▸ **Task instructions**
Copy the data exactly; pictures stay out of the copy.

*** Provided records ***

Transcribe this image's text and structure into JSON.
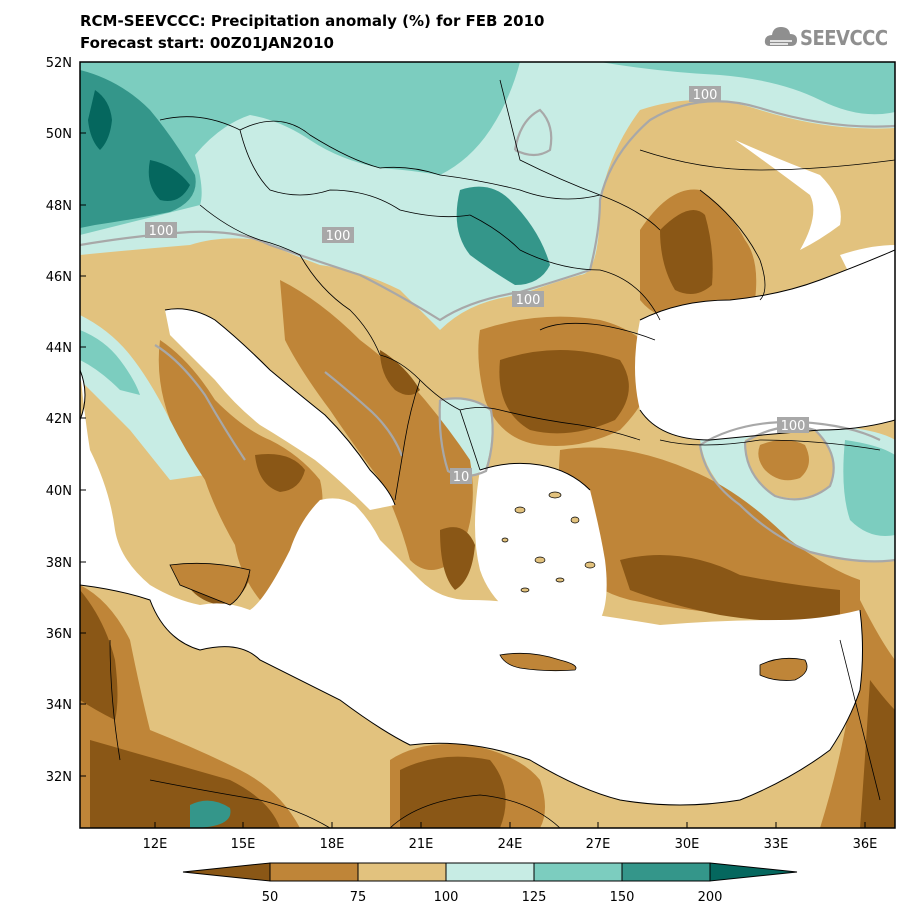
{
  "title": {
    "line1": "RCM-SEEVCCC: Precipitation anomaly (%) for FEB 2010",
    "line2": "Forecast start: 00Z01JAN2010"
  },
  "logo": {
    "text": "SEEVCCC",
    "icon": "cloud-icon"
  },
  "map": {
    "lat_ticks": [
      "52N",
      "50N",
      "48N",
      "46N",
      "44N",
      "42N",
      "40N",
      "38N",
      "36N",
      "34N",
      "32N"
    ],
    "lon_ticks": [
      "12E",
      "15E",
      "18E",
      "21E",
      "24E",
      "27E",
      "30E",
      "33E",
      "36E"
    ],
    "contour_labels": [
      "100",
      "100",
      "100",
      "100",
      "100",
      "10"
    ]
  },
  "colorbar": {
    "labels": [
      "50",
      "75",
      "100",
      "125",
      "150",
      "200"
    ],
    "colors": [
      "#8a5716",
      "#bf8538",
      "#e2c27e",
      "#c7ece4",
      "#7ccdbf",
      "#34968a",
      "#05675e"
    ]
  },
  "colors": {
    "sea": "#ffffff",
    "dry_strong": "#8a5716",
    "dry": "#bf8538",
    "dry_light": "#e2c27e",
    "wet_light": "#c7ece4",
    "wet": "#7ccdbf",
    "wet_strong": "#34968a",
    "wet_very": "#05675e",
    "contour": "#a8a8a8"
  }
}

***

▸ **Response below**
Transcribe this image's text and structure into JSON.
{
  "title": {
    "line1": "RCM-SEEVCCC: Precipitation anomaly (%) for FEB 2010",
    "line2": "Forecast start: 00Z01JAN2010"
  },
  "logo": {
    "text": "SEEVCCC",
    "icon": "cloud-icon"
  },
  "map": {
    "lat_ticks": [
      "52N",
      "50N",
      "48N",
      "46N",
      "44N",
      "42N",
      "40N",
      "38N",
      "36N",
      "34N",
      "32N"
    ],
    "lon_ticks": [
      "12E",
      "15E",
      "18E",
      "21E",
      "24E",
      "27E",
      "30E",
      "33E",
      "36E"
    ],
    "contour_labels": [
      "100",
      "100",
      "100",
      "100",
      "100",
      "10"
    ]
  },
  "colorbar": {
    "labels": [
      "50",
      "75",
      "100",
      "125",
      "150",
      "200"
    ],
    "colors": [
      "#8a5716",
      "#bf8538",
      "#e2c27e",
      "#c7ece4",
      "#7ccdbf",
      "#34968a",
      "#05675e"
    ]
  },
  "colors": {
    "sea": "#ffffff",
    "dry_strong": "#8a5716",
    "dry": "#bf8538",
    "dry_light": "#e2c27e",
    "wet_light": "#c7ece4",
    "wet": "#7ccdbf",
    "wet_strong": "#34968a",
    "wet_very": "#05675e",
    "contour": "#a8a8a8"
  }
}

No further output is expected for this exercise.